Could you reproduce every line of the records below verbatim, leaving out the pictures?

▼▼▼

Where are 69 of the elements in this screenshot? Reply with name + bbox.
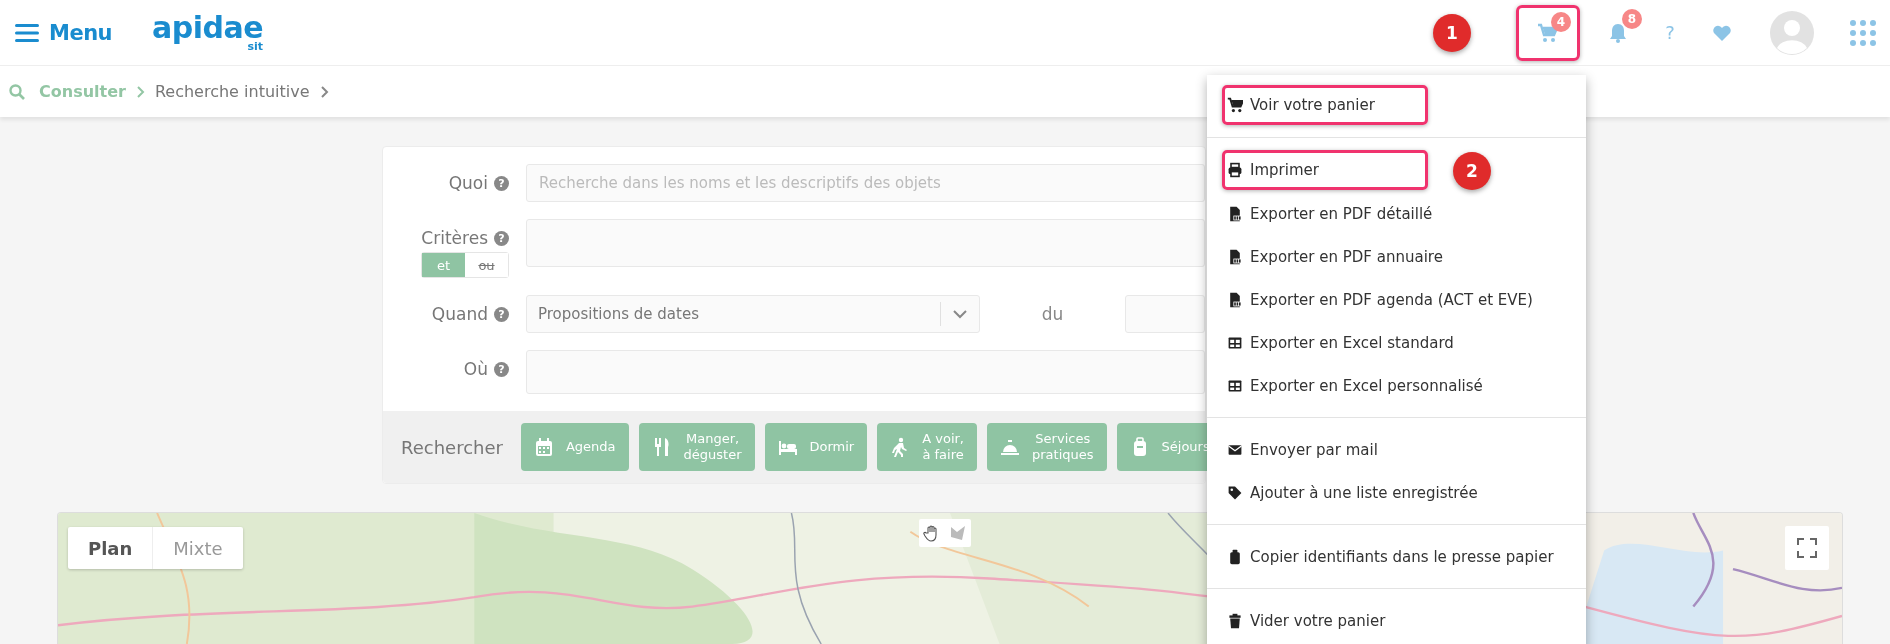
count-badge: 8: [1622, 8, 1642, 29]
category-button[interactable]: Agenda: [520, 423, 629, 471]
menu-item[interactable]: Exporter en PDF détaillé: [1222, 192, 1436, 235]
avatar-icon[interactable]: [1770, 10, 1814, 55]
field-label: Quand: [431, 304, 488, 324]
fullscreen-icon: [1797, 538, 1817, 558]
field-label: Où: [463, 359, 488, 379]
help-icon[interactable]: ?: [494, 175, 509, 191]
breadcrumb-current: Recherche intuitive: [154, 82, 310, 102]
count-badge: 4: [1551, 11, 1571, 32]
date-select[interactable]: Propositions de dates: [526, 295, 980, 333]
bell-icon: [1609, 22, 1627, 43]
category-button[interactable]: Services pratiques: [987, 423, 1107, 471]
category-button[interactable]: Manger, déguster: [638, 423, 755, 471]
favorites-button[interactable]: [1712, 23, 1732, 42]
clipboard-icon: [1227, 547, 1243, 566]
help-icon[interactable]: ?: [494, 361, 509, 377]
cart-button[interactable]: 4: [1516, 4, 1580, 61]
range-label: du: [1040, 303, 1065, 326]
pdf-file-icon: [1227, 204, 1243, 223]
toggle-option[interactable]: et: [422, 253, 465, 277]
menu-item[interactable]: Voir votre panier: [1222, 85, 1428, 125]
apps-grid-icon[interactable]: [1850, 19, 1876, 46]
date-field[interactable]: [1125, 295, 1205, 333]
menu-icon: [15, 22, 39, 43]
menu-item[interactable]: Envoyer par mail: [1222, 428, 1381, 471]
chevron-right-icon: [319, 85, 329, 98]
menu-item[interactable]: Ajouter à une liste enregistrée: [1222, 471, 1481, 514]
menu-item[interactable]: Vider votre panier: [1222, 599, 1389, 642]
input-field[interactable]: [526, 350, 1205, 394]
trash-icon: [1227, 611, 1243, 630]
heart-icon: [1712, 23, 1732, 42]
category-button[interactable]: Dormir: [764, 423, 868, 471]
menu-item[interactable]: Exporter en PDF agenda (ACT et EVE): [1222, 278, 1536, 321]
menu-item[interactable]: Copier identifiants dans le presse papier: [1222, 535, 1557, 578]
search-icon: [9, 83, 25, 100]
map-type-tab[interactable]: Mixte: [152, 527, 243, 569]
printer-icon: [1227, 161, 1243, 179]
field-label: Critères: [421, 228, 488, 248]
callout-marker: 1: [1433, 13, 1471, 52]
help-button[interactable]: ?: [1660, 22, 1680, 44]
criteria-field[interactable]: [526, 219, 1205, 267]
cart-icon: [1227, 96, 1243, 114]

▲▲▲

Response:
Where are 69 of the elements in this screenshot? Reply with name + bbox.
count-badge: 8: [1622, 8, 1642, 29]
category-button[interactable]: Agenda: [520, 423, 629, 471]
menu-item[interactable]: Exporter en PDF détaillé: [1222, 192, 1436, 235]
avatar-icon[interactable]: [1770, 10, 1814, 55]
field-label: Quand: [431, 304, 488, 324]
fullscreen-icon: [1797, 538, 1817, 558]
field-label: Où: [463, 359, 488, 379]
help-icon[interactable]: ?: [494, 175, 509, 191]
breadcrumb-current: Recherche intuitive: [154, 82, 310, 102]
count-badge: 4: [1551, 11, 1571, 32]
date-select[interactable]: Propositions de dates: [526, 295, 980, 333]
bell-icon: [1609, 22, 1627, 43]
category-button[interactable]: Services pratiques: [987, 423, 1107, 471]
category-button[interactable]: Manger, déguster: [638, 423, 755, 471]
favorites-button[interactable]: [1712, 23, 1732, 42]
clipboard-icon: [1227, 547, 1243, 566]
help-icon[interactable]: ?: [494, 361, 509, 377]
cart-button[interactable]: 4: [1516, 4, 1580, 61]
range-label: du: [1040, 303, 1065, 326]
pdf-file-icon: [1227, 204, 1243, 223]
toggle-option[interactable]: et: [422, 253, 465, 277]
menu-item[interactable]: Voir votre panier: [1222, 85, 1428, 125]
apps-grid-icon[interactable]: [1850, 19, 1876, 46]
date-field[interactable]: [1125, 295, 1205, 333]
menu-icon: [15, 22, 39, 43]
menu-item[interactable]: Envoyer par mail: [1222, 428, 1381, 471]
chevron-right-icon: [319, 85, 329, 98]
menu-item[interactable]: Ajouter à une liste enregistrée: [1222, 471, 1481, 514]
menu-item[interactable]: Vider votre panier: [1222, 599, 1389, 642]
input-field[interactable]: [526, 350, 1205, 394]
trash-icon: [1227, 611, 1243, 630]
heart-icon: [1712, 23, 1732, 42]
category-button[interactable]: Dormir: [764, 423, 868, 471]
menu-item[interactable]: Exporter en PDF agenda (ACT et EVE): [1222, 278, 1536, 321]
menu-item[interactable]: Copier identifiants dans le presse papier: [1222, 535, 1557, 578]
search-icon: [9, 83, 25, 100]
map-type-tab[interactable]: Mixte: [152, 527, 243, 569]
printer-icon: [1227, 161, 1243, 179]
field-label: Critères: [421, 228, 488, 248]
callout-marker: 1: [1433, 13, 1471, 52]
help-button[interactable]: ?: [1660, 22, 1680, 44]
criteria-field[interactable]: [526, 219, 1205, 267]
cart-icon: [1227, 96, 1243, 114]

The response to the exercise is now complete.